(Extracted records)
# # # # # # #
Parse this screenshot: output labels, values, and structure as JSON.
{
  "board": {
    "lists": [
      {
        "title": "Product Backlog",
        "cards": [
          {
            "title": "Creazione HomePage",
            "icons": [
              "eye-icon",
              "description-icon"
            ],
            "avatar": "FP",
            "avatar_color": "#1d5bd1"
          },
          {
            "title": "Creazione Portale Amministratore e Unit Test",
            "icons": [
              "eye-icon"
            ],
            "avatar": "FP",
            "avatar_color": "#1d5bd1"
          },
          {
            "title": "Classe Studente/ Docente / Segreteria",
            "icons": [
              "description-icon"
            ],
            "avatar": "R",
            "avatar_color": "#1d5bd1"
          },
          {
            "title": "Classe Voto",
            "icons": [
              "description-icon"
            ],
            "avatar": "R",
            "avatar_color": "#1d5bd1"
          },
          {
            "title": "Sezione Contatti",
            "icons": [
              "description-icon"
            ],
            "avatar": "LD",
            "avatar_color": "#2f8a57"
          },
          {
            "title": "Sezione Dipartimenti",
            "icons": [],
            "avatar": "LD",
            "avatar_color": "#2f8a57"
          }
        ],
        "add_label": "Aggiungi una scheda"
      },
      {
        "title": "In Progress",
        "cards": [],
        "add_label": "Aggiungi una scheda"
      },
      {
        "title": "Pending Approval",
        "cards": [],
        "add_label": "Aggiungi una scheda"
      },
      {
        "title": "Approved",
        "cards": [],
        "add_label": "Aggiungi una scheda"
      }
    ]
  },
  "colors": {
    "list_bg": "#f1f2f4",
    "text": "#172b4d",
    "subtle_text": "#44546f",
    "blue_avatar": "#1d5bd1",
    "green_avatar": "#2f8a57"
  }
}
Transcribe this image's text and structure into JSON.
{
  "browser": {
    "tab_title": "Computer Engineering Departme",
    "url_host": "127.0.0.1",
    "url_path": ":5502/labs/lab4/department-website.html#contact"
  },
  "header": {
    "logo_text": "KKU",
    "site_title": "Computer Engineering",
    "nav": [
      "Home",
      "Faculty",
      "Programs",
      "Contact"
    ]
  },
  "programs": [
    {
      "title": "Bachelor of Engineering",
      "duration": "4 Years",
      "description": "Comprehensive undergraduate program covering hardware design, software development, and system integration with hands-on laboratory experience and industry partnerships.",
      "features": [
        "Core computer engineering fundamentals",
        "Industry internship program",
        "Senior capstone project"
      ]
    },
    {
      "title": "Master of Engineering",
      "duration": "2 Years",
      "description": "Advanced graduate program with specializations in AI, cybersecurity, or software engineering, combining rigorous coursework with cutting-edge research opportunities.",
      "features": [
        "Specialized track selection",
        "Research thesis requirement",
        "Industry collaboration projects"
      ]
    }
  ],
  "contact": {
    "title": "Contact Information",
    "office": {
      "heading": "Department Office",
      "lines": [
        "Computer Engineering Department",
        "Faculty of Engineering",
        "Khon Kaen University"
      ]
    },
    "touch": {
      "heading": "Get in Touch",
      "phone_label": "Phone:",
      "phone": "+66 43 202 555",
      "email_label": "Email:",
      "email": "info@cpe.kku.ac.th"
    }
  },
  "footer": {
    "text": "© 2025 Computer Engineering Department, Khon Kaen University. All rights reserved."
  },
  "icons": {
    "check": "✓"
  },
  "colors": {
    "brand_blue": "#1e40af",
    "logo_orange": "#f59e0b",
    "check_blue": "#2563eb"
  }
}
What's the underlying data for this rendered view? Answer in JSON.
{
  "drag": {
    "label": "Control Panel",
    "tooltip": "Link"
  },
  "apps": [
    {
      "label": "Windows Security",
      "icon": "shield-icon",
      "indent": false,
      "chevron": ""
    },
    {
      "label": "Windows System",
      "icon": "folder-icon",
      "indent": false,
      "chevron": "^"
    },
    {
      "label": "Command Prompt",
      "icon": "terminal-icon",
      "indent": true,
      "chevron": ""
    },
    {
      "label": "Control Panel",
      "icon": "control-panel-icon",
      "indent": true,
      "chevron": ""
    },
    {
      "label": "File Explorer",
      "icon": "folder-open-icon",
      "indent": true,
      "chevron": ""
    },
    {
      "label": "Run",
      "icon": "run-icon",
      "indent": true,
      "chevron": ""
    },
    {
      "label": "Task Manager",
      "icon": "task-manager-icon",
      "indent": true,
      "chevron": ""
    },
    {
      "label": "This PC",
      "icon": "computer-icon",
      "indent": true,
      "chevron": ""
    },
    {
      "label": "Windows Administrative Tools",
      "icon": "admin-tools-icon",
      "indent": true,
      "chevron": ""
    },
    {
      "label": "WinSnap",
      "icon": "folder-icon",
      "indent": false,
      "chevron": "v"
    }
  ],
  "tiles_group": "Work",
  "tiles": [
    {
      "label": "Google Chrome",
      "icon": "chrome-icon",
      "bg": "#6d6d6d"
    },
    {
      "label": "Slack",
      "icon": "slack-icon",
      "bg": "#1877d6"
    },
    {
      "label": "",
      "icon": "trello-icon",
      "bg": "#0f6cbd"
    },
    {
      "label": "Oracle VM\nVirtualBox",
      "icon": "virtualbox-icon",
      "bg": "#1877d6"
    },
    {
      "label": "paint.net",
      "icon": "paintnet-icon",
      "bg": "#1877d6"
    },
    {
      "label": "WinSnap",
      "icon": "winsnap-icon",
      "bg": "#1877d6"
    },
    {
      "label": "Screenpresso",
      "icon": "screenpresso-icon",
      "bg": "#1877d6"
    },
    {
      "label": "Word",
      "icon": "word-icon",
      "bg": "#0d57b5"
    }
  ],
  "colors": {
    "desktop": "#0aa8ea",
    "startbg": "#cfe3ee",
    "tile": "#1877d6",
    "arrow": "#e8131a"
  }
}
# # # # # # #
**WRITTEN EXERCISE**
Show every line where the string "Windows" appears.

**SOLUTION TO THIS PROBLEM**
      "label": "Windows Security",
      "label": "Windows System",
      "label": "Windows Administrative Tools",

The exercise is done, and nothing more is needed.